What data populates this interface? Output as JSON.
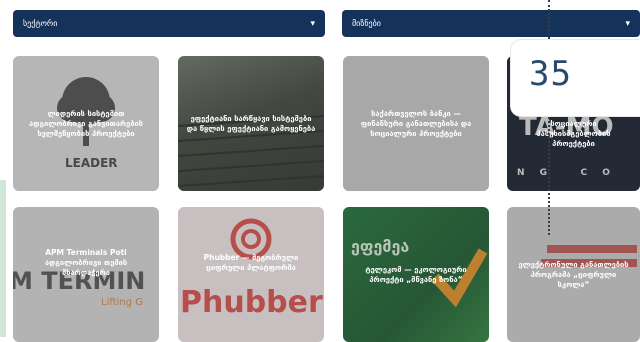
{
  "filters": {
    "left_label": "სექტორი",
    "right_label": "მიზნები"
  },
  "cards": [
    {
      "text": "ლიდერის სისტემით ადგილობრივი განვითარების ხელშეწყობის პროექტები",
      "logo": "LEADER"
    },
    {
      "text": "ეფექტიანი სარწყავი სისტემები და წყლის ეფექტიანი გამოყენება"
    },
    {
      "text": "საქართველოს ბანკი — ფინანსური განათლებისა და სოციალური პროექტები"
    },
    {
      "text": "სოციალური პასუხისმგებლობის პროექტები",
      "logo_lines": [
        "TA-MO",
        "N G   C O"
      ]
    },
    {
      "text": "APM Terminals Poti ადგილობრივი თემის მხარდაჭერა",
      "logo": "M TERMIN",
      "logo_sub": "Lifting G"
    },
    {
      "text": "Phubber — მეგობრული ციფრული პლატფორმა",
      "logo": "Phubber"
    },
    {
      "text": "ტელეკომ — ეკოლოგიური პროექტი „მწვანე ზონა“",
      "logo": "ეფემეა"
    },
    {
      "text": "ელექტრონული განათლების პროგრამა „ციფრული სკოლა“"
    }
  ],
  "badge": {
    "number": "35"
  },
  "colors": {
    "navy": "#14325a",
    "overlay": "#8a8a8a"
  }
}
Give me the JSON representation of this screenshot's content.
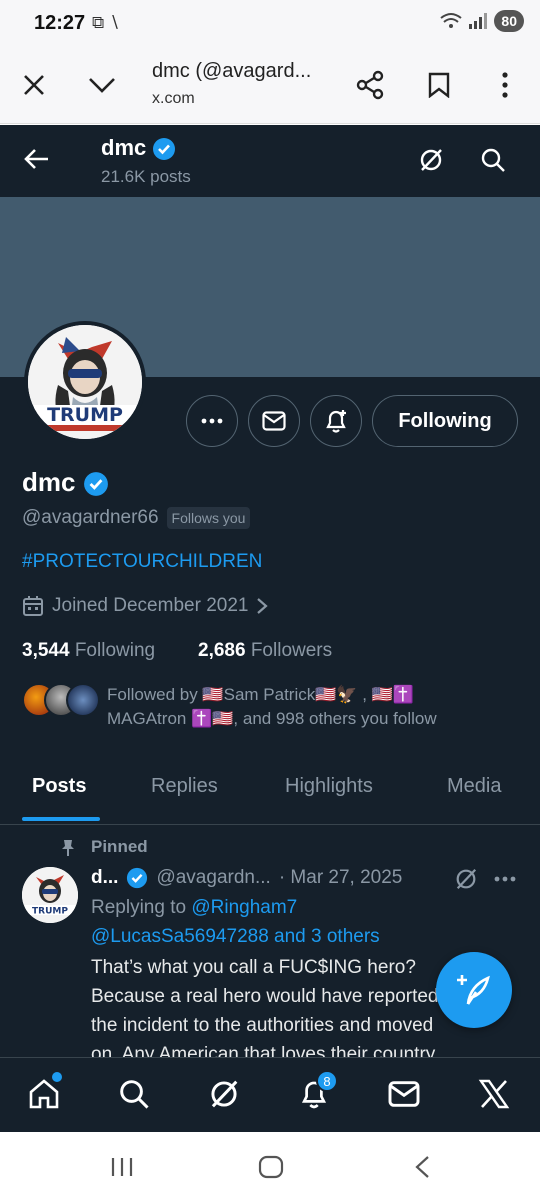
{
  "status_bar": {
    "time": "12:27",
    "battery": "80"
  },
  "browser": {
    "title": "dmc (@avagard...",
    "url": "x.com"
  },
  "header": {
    "name": "dmc",
    "posts_count": "21.6K posts"
  },
  "profile": {
    "avatar_text": "TRUMP",
    "display_name": "dmc",
    "handle": "@avagardner66",
    "follows_you_badge": "Follows you",
    "bio": "#PROTECTOURCHILDREN",
    "joined": "Joined December 2021",
    "following_count": "3,544",
    "following_label": "Following",
    "followers_count": "2,686",
    "followers_label": "Followers",
    "followed_by_line1": "Followed by 🇺🇸Sam Patrick🇺🇸🦅 , 🇺🇸✝️",
    "followed_by_line2": "MAGAtron ✝️🇺🇸, and 998 others you follow",
    "following_button": "Following"
  },
  "tabs": [
    {
      "label": "Posts",
      "active": true
    },
    {
      "label": "Replies",
      "active": false
    },
    {
      "label": "Highlights",
      "active": false
    },
    {
      "label": "Media",
      "active": false
    }
  ],
  "pinned_post": {
    "pinned_label": "Pinned",
    "author": "d...",
    "handle": "@avagardn...",
    "date": "· Mar 27, 2025",
    "replying_to_label": "Replying to",
    "replying_to_user": "@Ringham7",
    "replying_line2": "@LucasSa56947288 and 3 others",
    "text_lines": [
      "That’s what you call a FUC$ING hero?",
      "Because a real hero would have reported",
      "the incident to the authorities and moved",
      "on. Any American that loves their country"
    ]
  },
  "bottom_nav": {
    "notifications_badge": "8"
  },
  "colors": {
    "background": "#15202b",
    "accent": "#1d9bf0",
    "banner": "#425b6e",
    "muted": "#8b98a5"
  }
}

----

▸ Aim
Return each line of the data, keeping its wording exact and omitting pictures.

▸ Answer in full
What data populates this interface? Output as JSON.
{
  "filters": {
    "left_label": "სექტორი",
    "right_label": "მიზნები"
  },
  "cards": [
    {
      "text": "ლიდერის სისტემით ადგილობრივი განვითარების ხელშეწყობის პროექტები",
      "logo": "LEADER"
    },
    {
      "text": "ეფექტიანი სარწყავი სისტემები და წყლის ეფექტიანი გამოყენება"
    },
    {
      "text": "საქართველოს ბანკი — ფინანსური განათლებისა და სოციალური პროექტები"
    },
    {
      "text": "სოციალური პასუხისმგებლობის პროექტები",
      "logo_lines": [
        "TA-MO",
        "N G   C O"
      ]
    },
    {
      "text": "APM Terminals Poti ადგილობრივი თემის მხარდაჭერა",
      "logo": "M TERMIN",
      "logo_sub": "Lifting G"
    },
    {
      "text": "Phubber — მეგობრული ციფრული პლატფორმა",
      "logo": "Phubber"
    },
    {
      "text": "ტელეკომ — ეკოლოგიური პროექტი „მწვანე ზონა“",
      "logo": "ეფემეა"
    },
    {
      "text": "ელექტრონული განათლების პროგრამა „ციფრული სკოლა“"
    }
  ],
  "badge": {
    "number": "35"
  },
  "colors": {
    "navy": "#14325a",
    "overlay": "#8a8a8a"
  }
}
Give me the JSON representation of this screenshot's content.
{
  "status_bar": {
    "time": "12:27",
    "battery": "80"
  },
  "browser": {
    "title": "dmc (@avagard...",
    "url": "x.com"
  },
  "header": {
    "name": "dmc",
    "posts_count": "21.6K posts"
  },
  "profile": {
    "avatar_text": "TRUMP",
    "display_name": "dmc",
    "handle": "@avagardner66",
    "follows_you_badge": "Follows you",
    "bio": "#PROTECTOURCHILDREN",
    "joined": "Joined December 2021",
    "following_count": "3,544",
    "following_label": "Following",
    "followers_count": "2,686",
    "followers_label": "Followers",
    "followed_by_line1": "Followed by 🇺🇸Sam Patrick🇺🇸🦅 , 🇺🇸✝️",
    "followed_by_line2": "MAGAtron ✝️🇺🇸, and 998 others you follow",
    "following_button": "Following"
  },
  "tabs": [
    {
      "label": "Posts",
      "active": true
    },
    {
      "label": "Replies",
      "active": false
    },
    {
      "label": "Highlights",
      "active": false
    },
    {
      "label": "Media",
      "active": false
    }
  ],
  "pinned_post": {
    "pinned_label": "Pinned",
    "author": "d...",
    "handle": "@avagardn...",
    "date": "· Mar 27, 2025",
    "replying_to_label": "Replying to",
    "replying_to_user": "@Ringham7",
    "replying_line2": "@LucasSa56947288 and 3 others",
    "text_lines": [
      "That’s what you call a FUC$ING hero?",
      "Because a real hero would have reported",
      "the incident to the authorities and moved",
      "on. Any American that loves their country"
    ]
  },
  "bottom_nav": {
    "notifications_badge": "8"
  },
  "colors": {
    "background": "#15202b",
    "accent": "#1d9bf0",
    "banner": "#425b6e",
    "muted": "#8b98a5"
  }
}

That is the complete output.